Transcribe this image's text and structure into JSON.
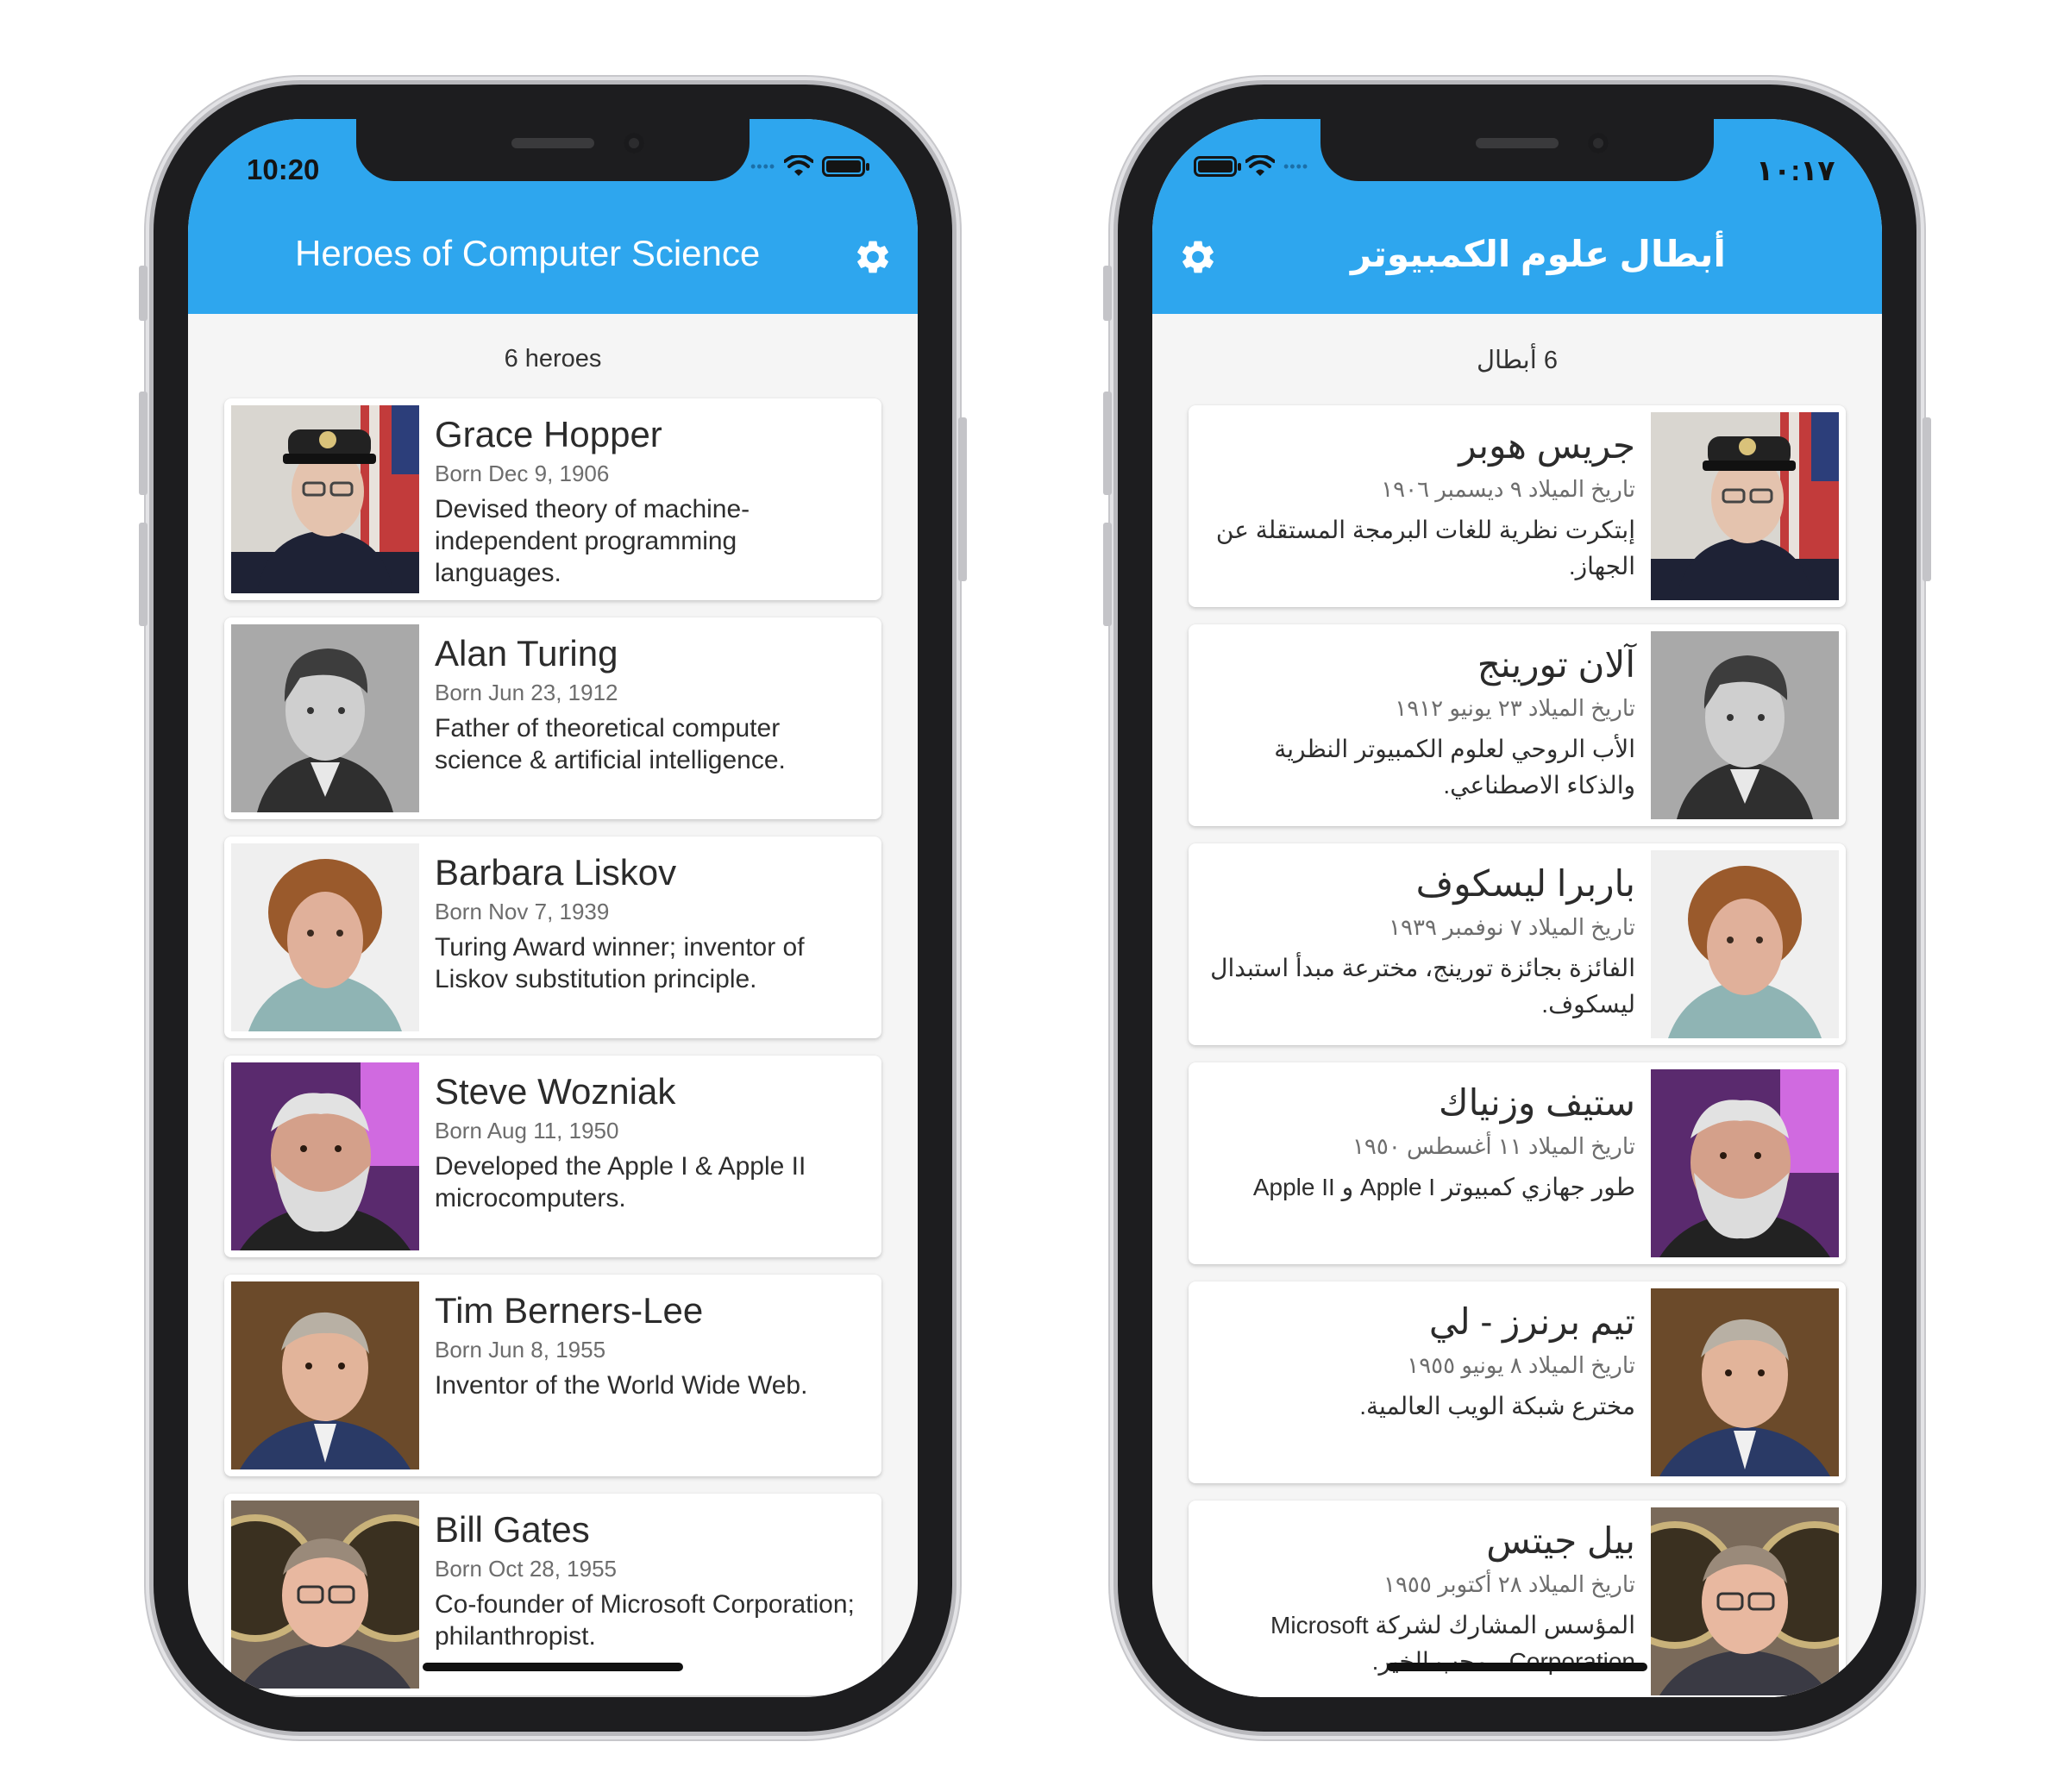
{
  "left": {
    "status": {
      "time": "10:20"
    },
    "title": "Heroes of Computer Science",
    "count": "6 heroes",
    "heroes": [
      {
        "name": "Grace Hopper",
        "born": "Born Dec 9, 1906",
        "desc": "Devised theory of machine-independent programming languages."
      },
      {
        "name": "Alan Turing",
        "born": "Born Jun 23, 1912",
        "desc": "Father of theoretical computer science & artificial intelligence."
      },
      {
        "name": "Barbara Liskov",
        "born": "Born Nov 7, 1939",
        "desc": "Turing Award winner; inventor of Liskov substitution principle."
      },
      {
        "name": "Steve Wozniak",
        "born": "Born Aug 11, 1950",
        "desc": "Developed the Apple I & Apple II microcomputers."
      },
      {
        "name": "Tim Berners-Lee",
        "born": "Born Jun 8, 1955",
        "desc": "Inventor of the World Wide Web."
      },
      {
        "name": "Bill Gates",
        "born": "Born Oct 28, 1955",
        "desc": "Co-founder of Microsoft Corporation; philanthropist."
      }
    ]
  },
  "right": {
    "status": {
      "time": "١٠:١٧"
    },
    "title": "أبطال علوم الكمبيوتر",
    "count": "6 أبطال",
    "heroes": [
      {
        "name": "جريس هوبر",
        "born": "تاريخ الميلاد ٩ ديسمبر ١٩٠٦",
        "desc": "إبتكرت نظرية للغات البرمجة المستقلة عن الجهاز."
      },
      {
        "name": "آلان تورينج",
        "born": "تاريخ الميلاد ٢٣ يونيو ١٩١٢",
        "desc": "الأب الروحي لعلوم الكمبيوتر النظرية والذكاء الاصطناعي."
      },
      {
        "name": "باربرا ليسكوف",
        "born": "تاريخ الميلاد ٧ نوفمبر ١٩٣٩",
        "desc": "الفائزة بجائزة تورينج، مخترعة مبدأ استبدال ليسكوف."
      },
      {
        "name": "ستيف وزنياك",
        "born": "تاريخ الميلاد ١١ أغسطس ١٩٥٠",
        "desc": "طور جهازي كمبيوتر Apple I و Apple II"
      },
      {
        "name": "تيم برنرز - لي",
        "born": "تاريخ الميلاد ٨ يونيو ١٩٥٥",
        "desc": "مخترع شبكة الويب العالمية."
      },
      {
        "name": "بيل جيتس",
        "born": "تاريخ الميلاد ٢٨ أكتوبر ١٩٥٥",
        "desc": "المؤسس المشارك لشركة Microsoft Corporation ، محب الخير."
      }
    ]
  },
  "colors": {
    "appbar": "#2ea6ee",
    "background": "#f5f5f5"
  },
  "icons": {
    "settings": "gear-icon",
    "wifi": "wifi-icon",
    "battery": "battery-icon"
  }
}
-=-=-
#### What you should do
Look through the entries above and list every line containing "Corporation".

#### Response to this exercise
        "desc": "Co-founder of Microsoft Corporation; philanthropist."
        "desc": "المؤسس المشارك لشركة Microsoft Corporation ، محب الخير."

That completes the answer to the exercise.